■ GOAL OF THE EXERCISE
Identify the lines that contain the string "Dollar", then copy each of them.

■ DATA EXTRACT
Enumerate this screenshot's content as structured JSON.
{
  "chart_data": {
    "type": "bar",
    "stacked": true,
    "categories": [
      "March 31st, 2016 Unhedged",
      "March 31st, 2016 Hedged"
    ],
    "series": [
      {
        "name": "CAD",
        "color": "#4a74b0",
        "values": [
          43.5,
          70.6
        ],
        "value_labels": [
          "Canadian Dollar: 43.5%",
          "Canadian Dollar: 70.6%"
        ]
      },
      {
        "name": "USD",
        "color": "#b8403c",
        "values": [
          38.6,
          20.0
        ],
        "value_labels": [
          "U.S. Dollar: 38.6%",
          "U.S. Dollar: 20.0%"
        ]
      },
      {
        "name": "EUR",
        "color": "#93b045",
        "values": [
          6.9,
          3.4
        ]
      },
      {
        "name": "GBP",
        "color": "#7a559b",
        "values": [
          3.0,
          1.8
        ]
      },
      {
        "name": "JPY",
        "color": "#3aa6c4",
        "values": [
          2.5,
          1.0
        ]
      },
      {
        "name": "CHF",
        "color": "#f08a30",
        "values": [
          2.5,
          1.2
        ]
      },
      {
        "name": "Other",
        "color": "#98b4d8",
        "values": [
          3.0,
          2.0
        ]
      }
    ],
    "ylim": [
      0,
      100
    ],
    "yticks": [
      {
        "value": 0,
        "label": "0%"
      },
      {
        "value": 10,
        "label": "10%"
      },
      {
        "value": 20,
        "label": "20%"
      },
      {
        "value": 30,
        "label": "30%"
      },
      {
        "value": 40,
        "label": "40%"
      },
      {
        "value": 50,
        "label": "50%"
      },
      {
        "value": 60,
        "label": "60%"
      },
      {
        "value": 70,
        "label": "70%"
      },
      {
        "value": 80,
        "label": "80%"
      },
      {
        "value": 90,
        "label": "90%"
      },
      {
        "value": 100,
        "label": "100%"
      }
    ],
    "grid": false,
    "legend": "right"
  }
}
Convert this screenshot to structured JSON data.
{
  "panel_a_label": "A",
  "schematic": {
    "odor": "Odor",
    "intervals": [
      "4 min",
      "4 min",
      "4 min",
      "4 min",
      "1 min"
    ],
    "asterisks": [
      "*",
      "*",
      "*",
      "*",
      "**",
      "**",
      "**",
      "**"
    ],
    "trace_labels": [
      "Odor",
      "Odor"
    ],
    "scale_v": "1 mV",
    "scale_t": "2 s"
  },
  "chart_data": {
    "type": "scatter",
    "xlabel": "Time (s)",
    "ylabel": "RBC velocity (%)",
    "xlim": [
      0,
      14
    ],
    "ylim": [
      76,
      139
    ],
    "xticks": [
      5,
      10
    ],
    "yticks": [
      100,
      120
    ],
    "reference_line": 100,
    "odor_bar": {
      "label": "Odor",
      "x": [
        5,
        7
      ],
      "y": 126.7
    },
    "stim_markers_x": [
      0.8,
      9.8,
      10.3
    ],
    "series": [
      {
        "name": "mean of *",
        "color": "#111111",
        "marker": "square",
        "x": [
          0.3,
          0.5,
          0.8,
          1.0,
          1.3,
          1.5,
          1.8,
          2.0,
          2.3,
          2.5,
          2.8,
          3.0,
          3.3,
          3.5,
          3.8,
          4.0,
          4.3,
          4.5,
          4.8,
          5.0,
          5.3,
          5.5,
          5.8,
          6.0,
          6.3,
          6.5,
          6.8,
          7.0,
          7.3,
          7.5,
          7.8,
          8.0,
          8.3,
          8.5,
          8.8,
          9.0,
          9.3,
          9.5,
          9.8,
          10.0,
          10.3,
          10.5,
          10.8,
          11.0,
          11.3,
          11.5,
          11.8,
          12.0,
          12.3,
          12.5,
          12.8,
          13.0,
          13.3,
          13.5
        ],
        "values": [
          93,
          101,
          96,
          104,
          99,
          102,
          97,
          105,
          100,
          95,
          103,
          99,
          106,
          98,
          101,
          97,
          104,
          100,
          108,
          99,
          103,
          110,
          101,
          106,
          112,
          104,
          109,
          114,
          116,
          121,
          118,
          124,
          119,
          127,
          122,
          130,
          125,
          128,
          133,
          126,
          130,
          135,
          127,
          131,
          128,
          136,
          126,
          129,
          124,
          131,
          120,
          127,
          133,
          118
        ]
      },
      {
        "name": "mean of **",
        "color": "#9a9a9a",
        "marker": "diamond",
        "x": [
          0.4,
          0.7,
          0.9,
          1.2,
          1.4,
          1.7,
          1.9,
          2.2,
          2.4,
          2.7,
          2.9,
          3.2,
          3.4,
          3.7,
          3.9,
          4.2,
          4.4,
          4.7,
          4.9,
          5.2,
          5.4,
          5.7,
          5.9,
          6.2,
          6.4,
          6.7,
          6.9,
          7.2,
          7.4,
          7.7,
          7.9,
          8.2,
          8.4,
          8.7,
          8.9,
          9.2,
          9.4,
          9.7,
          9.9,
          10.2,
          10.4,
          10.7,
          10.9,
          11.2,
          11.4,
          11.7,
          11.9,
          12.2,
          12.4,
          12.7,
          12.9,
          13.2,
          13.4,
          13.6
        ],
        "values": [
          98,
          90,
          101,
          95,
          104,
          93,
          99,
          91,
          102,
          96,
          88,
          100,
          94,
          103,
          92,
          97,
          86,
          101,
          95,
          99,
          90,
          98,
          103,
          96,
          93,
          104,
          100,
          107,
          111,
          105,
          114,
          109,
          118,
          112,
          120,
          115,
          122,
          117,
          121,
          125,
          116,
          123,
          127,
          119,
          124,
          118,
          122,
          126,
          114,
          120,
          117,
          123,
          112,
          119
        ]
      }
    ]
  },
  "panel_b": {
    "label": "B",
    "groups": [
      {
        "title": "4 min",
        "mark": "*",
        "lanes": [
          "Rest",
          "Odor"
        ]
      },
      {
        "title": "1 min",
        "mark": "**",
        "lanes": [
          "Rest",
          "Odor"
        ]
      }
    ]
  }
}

■ RESULT OF THE EXERCISE
          "Canadian Dollar: 43.5%",
          "Canadian Dollar: 70.6%"
          "U.S. Dollar: 38.6%",
          "U.S. Dollar: 20.0%"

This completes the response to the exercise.